- [Objective]:
Gather all lines from the material that contain the word "Україна".

- [Data records]:
◇ ◇ ◇ ◇

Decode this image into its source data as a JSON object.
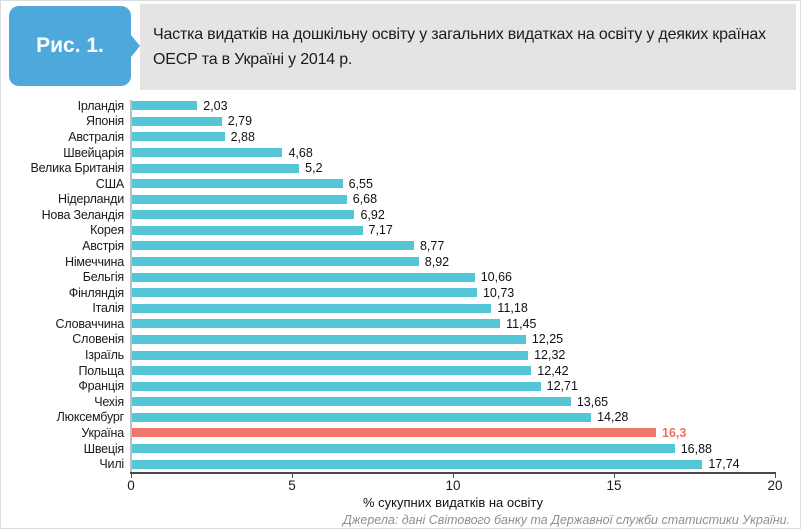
{
  "page": {
    "figure_label": "Рис. 1.",
    "title": "Частка видатків на дошкільну освіту у загальних видатках на освіту у деяких країнах ОЕСР та в Україні у 2014 р.",
    "source": "Джерела: дані Світового банку та Державної служби статистики України."
  },
  "colors": {
    "bar": "#55C6D5",
    "highlight_bar": "#F0766A",
    "highlight_value_text": "#EE6E60",
    "badge_bg": "#4FA8DC",
    "header_bg": "#E3E4E3",
    "axis_line": "#4A4A4A",
    "plot_left_line": "#BFBFBF"
  },
  "chart_data": {
    "type": "bar",
    "orientation": "horizontal",
    "xlabel": "% сукупних видатків на освіту",
    "xlim": [
      0,
      20
    ],
    "xticks": [
      0,
      5,
      10,
      15,
      20
    ],
    "grid": false,
    "legend": false,
    "categories": [
      "Ірландія",
      "Японія",
      "Австралія",
      "Швейцарія",
      "Велика Британія",
      "США",
      "Нідерланди",
      "Нова Зеландія",
      "Корея",
      "Австрія",
      "Німеччина",
      "Бельгія",
      "Фінляндія",
      "Італія",
      "Словаччина",
      "Словенія",
      "Ізраїль",
      "Польща",
      "Франція",
      "Чехія",
      "Люксембург",
      "Україна",
      "Швеція",
      "Чилі"
    ],
    "values": [
      2.03,
      2.79,
      2.88,
      4.68,
      5.2,
      6.55,
      6.68,
      6.92,
      7.17,
      8.77,
      8.92,
      10.66,
      10.73,
      11.18,
      11.45,
      12.25,
      12.32,
      12.42,
      12.71,
      13.65,
      14.28,
      16.3,
      16.88,
      17.74
    ],
    "value_labels": [
      "2,03",
      "2,79",
      "2,88",
      "4,68",
      "5,2",
      "6,55",
      "6,68",
      "6,92",
      "7,17",
      "8,77",
      "8,92",
      "10,66",
      "10,73",
      "11,18",
      "11,45",
      "12,25",
      "12,32",
      "12,42",
      "12,71",
      "13,65",
      "14,28",
      "16,3",
      "16,88",
      "17,74"
    ],
    "highlight_category": "Україна",
    "highlight_index": 21
  }
}
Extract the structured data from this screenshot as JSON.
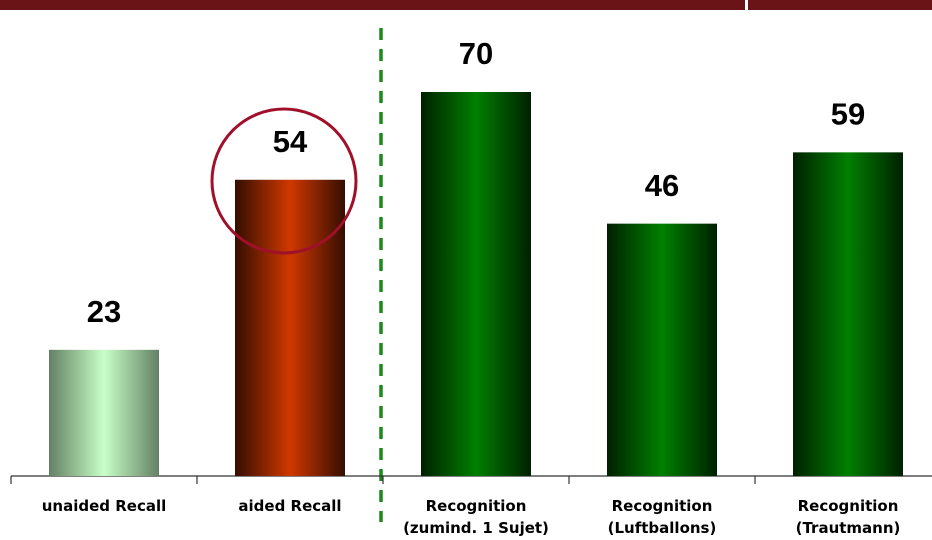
{
  "chart_data": {
    "type": "bar",
    "categories": [
      [
        "unaided Recall"
      ],
      [
        "aided Recall"
      ],
      [
        "Recognition",
        "(zumind. 1 Sujet)"
      ],
      [
        "Recognition",
        "(Luftballons)"
      ],
      [
        "Recognition",
        "(Trautmann)"
      ]
    ],
    "values": [
      23,
      54,
      70,
      46,
      59
    ],
    "colors": [
      "#c8ffc8",
      "#d03800",
      "#008000",
      "#008000",
      "#008000"
    ]
  }
}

◇ ◇ ◇ ◇

- [Output for this exercise]:
      "Україна",
    "highlight_category": "Україна",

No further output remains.